- [PROBLEM STATEMENT] Find the lines holding the word "that" and collect them.

::: ROWS :::

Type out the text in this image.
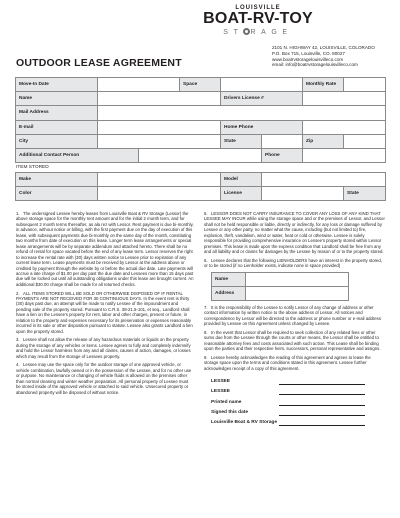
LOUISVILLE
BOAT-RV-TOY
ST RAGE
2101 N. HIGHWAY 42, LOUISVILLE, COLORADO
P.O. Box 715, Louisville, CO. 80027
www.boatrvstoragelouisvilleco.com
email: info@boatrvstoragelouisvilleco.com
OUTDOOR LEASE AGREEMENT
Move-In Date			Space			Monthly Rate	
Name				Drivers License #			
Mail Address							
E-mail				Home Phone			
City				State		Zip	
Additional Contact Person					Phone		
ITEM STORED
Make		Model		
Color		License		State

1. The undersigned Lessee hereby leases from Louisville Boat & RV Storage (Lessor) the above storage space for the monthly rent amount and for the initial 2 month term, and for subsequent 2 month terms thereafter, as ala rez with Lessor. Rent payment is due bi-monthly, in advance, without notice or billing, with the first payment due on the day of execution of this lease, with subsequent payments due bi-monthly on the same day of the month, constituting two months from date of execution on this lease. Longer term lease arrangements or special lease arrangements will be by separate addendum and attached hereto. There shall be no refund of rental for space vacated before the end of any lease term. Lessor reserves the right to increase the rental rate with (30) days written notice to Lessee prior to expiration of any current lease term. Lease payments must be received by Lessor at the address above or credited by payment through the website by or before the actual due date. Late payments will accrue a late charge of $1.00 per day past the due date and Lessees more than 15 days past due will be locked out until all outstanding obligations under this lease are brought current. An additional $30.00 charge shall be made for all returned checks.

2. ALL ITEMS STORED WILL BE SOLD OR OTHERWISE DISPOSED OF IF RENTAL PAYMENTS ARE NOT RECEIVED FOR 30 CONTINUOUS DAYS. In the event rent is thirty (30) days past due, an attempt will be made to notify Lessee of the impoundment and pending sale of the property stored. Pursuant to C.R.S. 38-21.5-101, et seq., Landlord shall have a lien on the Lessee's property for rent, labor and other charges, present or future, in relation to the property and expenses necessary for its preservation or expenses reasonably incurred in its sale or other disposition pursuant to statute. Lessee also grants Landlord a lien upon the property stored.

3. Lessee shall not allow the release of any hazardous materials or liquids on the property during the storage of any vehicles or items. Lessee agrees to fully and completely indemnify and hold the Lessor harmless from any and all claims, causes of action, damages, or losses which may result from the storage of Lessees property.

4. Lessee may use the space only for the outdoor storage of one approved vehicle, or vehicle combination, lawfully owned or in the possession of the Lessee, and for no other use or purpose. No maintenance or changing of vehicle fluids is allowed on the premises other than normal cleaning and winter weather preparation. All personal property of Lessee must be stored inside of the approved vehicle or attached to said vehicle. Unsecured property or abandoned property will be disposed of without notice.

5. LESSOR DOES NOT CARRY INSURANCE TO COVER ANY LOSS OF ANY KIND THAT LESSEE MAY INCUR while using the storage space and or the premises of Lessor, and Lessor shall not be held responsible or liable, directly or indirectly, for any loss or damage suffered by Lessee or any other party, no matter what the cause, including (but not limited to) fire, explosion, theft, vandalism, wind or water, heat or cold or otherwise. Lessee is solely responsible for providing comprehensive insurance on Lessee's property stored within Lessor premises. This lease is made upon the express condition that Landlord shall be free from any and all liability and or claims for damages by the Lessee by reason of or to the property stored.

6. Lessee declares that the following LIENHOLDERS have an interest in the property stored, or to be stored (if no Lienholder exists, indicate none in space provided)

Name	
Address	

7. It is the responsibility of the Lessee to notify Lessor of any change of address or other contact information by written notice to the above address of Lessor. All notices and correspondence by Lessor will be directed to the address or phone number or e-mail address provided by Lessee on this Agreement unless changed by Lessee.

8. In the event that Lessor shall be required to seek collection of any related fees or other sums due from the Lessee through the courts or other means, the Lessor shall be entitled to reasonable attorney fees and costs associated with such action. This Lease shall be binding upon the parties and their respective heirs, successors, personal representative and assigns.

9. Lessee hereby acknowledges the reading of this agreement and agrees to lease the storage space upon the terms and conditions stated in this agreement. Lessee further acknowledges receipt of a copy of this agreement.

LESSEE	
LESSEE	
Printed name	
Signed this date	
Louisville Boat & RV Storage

:::
::: ROWS :::

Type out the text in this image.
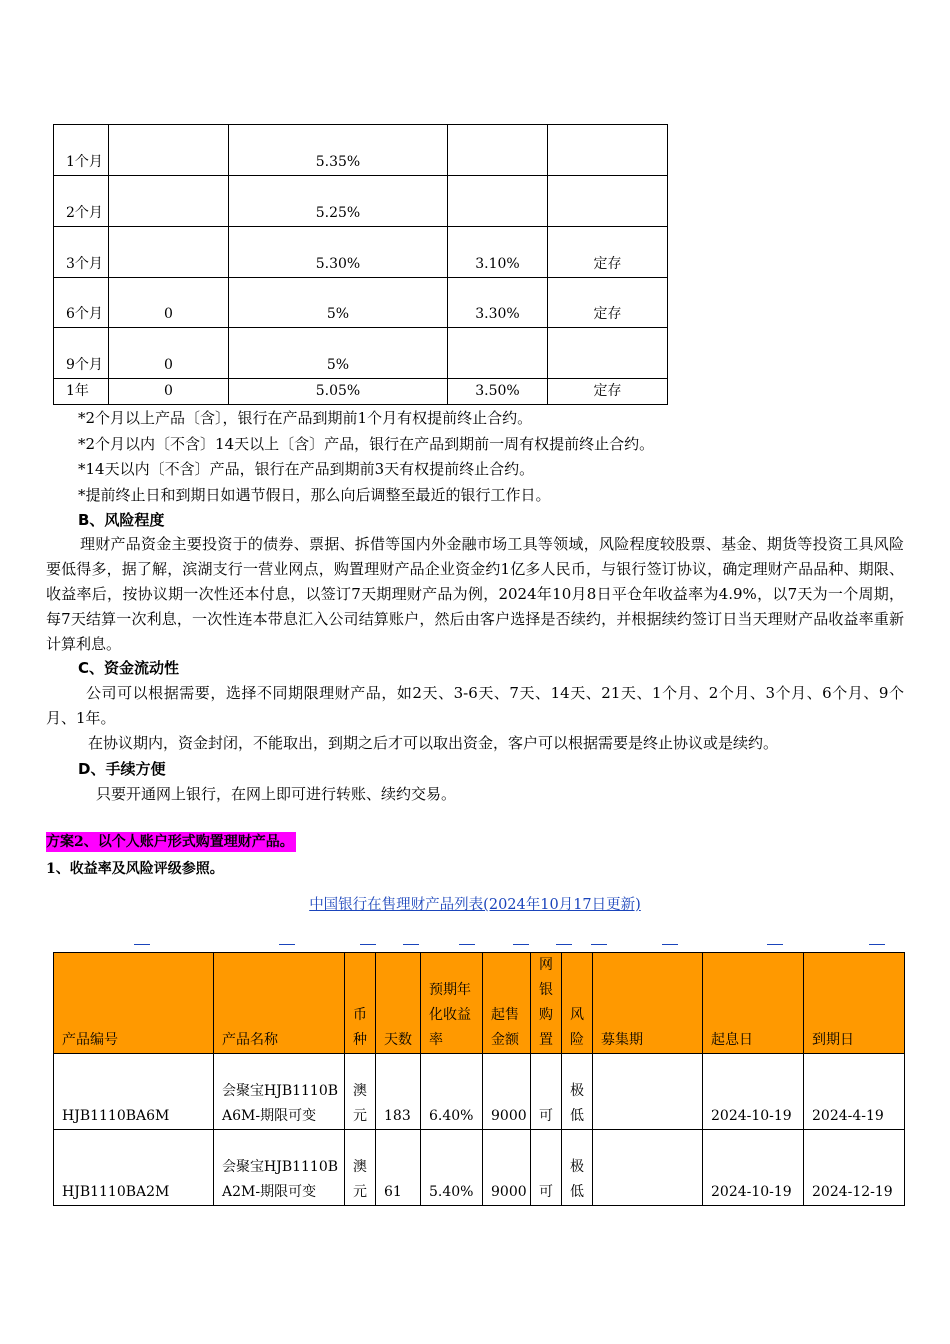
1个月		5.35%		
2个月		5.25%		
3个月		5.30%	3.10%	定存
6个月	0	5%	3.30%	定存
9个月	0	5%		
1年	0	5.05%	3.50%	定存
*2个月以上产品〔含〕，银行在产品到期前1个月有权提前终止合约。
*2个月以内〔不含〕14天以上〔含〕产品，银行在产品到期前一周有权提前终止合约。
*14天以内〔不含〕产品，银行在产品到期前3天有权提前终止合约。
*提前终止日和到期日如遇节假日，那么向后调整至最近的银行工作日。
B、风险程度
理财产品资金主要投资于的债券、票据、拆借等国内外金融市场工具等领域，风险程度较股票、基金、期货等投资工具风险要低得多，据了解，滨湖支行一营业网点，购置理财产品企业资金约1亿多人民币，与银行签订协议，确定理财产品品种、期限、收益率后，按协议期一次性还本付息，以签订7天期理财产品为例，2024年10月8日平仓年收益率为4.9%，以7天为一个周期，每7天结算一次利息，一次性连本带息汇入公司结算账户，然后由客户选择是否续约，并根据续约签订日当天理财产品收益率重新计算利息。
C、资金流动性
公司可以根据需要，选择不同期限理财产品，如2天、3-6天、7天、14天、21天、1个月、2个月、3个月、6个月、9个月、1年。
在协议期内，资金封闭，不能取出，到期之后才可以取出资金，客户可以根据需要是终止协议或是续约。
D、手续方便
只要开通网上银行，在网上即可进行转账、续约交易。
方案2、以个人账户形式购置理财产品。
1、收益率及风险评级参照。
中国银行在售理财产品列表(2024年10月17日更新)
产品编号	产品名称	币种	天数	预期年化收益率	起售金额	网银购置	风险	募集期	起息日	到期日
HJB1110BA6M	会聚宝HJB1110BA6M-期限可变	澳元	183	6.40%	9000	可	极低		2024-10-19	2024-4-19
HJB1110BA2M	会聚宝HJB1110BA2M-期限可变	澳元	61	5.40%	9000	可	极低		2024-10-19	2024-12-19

:::

- [FINISHED TASK]
5. LESSOR DOES NOT CARRY INSURANCE TO COVER ANY LOSS OF ANY KIND THAT LESSEE MAY INCUR while using the storage space and or the premises of Lessor, and Lessor shall not be held responsible or liable, directly or indirectly, for any loss or damage suffered by Lessee or any other party, no matter what the cause, including (but not limited to) fire, explosion, theft, vandalism, wind or water, heat or cold or otherwise. Lessee is solely responsible for providing comprehensive insurance on Lessee's property stored within Lessor premises. This lease is made upon the express condition that Landlord shall be free from any and all liability and or claims for damages by the Lessee by reason of or to the property stored.
6. Lessee declares that the following LIENHOLDERS have an interest in the property stored, or to be stored (if no Lienholder exists, indicate none in space provided)
8. In the event that Lessor shall be required to seek collection of any related fees or other sums due from the Lessee through the courts or other means, the Lessor shall be entitled to reasonable attorney fees and costs associated with such action. This Lease shall be binding upon the parties and their respective heirs, successors, personal representative and assigns.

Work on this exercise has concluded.